Stored items
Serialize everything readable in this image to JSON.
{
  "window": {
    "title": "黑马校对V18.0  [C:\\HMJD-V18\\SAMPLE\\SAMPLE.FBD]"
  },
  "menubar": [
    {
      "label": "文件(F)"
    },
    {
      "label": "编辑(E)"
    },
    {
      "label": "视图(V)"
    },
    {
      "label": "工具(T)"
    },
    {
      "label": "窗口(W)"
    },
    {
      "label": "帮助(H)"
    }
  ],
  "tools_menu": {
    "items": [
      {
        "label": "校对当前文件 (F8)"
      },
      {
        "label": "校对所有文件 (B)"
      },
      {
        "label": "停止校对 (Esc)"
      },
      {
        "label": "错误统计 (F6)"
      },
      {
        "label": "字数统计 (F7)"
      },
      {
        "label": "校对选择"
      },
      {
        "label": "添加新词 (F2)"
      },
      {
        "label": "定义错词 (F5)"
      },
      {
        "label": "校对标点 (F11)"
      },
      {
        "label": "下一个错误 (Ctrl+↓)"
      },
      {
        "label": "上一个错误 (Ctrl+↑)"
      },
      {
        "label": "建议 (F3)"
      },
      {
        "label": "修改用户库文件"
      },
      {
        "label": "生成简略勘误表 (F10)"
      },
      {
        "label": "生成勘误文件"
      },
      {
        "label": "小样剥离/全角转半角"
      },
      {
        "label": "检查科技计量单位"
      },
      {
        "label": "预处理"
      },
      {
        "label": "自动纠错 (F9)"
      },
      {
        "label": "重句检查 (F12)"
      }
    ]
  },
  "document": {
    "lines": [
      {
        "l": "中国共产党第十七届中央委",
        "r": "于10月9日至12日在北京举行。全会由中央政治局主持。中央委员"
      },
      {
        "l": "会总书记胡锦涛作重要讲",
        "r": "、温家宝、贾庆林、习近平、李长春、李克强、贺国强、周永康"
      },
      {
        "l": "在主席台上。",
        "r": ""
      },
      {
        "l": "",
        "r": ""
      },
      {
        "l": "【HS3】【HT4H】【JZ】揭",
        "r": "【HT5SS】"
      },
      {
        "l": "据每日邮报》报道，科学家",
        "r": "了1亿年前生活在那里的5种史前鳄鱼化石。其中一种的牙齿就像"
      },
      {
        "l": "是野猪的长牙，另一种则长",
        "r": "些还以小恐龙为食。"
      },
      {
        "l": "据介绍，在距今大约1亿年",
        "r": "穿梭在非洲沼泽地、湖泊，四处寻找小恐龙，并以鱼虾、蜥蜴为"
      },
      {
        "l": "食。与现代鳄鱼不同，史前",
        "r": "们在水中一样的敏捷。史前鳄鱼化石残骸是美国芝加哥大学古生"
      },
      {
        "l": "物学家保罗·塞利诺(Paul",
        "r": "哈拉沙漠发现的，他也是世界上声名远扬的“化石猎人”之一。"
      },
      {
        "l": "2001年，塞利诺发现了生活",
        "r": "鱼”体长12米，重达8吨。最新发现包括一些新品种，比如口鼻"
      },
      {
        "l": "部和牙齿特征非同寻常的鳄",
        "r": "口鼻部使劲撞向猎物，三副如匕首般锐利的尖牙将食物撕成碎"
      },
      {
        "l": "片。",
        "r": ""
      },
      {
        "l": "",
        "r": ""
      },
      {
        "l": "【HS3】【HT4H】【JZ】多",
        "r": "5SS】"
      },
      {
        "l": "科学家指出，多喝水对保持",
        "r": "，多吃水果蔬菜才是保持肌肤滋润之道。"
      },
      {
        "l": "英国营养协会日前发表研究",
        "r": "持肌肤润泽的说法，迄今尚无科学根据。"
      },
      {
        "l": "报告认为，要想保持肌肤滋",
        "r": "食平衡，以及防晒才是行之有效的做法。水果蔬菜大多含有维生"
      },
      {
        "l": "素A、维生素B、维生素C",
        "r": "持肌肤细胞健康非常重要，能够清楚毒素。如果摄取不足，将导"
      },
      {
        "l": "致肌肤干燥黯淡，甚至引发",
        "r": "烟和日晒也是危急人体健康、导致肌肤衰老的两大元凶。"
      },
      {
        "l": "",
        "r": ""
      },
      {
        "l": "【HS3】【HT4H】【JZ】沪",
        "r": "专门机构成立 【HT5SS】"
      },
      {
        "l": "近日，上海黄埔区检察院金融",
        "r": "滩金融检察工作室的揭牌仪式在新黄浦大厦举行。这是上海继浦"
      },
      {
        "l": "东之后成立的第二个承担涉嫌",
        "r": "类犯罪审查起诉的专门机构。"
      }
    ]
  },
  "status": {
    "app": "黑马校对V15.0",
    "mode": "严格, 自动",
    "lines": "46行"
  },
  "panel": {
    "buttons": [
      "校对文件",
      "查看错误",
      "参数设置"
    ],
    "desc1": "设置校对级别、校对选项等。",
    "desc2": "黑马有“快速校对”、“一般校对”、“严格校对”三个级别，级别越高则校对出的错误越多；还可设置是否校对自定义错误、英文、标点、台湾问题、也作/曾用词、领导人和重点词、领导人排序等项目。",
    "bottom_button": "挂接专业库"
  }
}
---
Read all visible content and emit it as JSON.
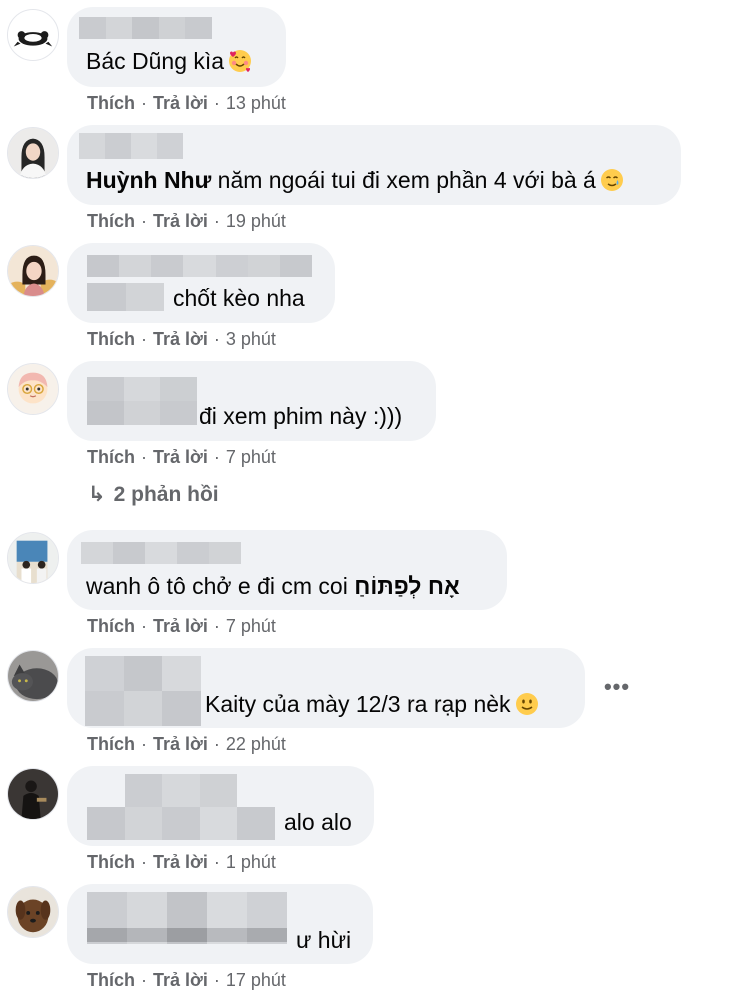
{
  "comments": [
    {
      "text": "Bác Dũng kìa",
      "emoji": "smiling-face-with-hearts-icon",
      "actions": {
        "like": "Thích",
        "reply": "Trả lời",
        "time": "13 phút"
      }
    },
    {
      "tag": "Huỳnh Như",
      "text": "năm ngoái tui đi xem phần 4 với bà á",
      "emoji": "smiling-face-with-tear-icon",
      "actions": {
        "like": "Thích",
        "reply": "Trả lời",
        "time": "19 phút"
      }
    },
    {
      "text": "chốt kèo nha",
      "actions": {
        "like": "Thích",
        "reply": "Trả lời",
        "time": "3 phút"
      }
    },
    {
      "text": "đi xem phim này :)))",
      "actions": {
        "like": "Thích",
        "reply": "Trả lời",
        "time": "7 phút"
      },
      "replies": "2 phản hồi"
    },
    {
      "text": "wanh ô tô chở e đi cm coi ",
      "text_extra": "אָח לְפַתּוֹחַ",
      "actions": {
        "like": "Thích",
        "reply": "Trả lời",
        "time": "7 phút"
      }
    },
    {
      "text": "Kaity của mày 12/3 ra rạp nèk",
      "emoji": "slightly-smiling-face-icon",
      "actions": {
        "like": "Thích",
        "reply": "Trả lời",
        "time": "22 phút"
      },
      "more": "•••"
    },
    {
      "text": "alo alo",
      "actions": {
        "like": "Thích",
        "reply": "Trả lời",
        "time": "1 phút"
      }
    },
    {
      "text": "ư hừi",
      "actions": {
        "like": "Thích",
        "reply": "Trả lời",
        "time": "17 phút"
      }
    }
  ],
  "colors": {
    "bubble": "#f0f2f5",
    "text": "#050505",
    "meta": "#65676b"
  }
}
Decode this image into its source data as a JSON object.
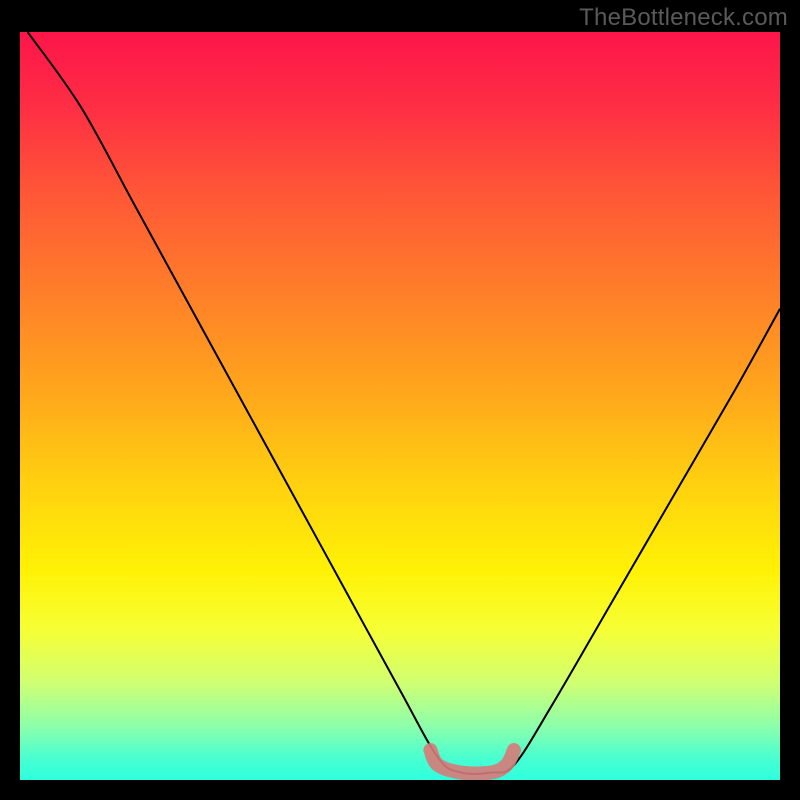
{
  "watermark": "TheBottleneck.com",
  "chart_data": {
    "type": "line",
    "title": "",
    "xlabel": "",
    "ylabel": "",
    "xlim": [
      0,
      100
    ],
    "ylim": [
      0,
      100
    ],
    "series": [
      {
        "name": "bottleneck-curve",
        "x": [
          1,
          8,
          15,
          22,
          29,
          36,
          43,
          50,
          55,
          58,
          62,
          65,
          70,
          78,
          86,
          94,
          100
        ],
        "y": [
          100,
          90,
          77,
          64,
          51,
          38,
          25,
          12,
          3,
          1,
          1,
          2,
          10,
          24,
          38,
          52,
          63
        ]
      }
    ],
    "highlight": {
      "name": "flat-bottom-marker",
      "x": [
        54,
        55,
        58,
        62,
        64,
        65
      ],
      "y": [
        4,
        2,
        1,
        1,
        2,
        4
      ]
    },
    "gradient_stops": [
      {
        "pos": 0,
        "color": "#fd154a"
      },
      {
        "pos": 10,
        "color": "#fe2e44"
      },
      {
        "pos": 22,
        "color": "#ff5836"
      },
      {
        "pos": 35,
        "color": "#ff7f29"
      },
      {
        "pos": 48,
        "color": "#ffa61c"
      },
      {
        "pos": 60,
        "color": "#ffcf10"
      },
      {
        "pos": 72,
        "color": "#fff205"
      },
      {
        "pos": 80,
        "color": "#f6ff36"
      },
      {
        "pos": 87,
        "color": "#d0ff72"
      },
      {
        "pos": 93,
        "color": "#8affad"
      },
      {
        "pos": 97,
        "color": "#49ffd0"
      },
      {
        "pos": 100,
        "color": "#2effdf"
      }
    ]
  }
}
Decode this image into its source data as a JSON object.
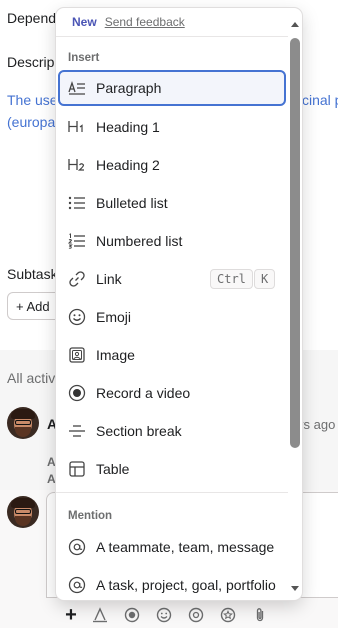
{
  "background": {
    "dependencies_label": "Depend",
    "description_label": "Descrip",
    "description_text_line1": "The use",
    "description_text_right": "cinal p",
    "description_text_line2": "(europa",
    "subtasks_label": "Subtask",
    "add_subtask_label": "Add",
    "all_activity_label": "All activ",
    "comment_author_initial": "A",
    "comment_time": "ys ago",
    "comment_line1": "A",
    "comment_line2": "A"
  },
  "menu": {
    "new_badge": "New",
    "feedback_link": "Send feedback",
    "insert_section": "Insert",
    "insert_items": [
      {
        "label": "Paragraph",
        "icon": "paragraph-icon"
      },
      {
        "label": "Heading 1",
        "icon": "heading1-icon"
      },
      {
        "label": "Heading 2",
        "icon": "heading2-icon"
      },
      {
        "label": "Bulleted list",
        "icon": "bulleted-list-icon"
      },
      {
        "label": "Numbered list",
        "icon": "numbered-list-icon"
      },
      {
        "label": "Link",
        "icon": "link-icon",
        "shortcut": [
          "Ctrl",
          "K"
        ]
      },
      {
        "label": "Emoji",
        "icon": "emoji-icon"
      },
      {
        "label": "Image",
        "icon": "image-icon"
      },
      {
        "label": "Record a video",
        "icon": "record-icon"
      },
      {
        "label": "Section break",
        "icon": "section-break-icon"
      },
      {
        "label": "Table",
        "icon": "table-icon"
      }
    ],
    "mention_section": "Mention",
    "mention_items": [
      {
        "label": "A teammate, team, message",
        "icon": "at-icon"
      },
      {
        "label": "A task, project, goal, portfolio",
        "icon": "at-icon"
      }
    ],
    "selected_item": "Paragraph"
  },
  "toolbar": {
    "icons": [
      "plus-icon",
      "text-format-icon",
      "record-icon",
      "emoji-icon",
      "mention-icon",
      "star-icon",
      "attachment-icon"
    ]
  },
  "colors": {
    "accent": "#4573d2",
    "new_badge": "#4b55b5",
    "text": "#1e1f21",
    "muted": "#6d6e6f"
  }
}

== Given task ==
Count each line where the string "title" occurs, and write only the number.

== Final result ==
2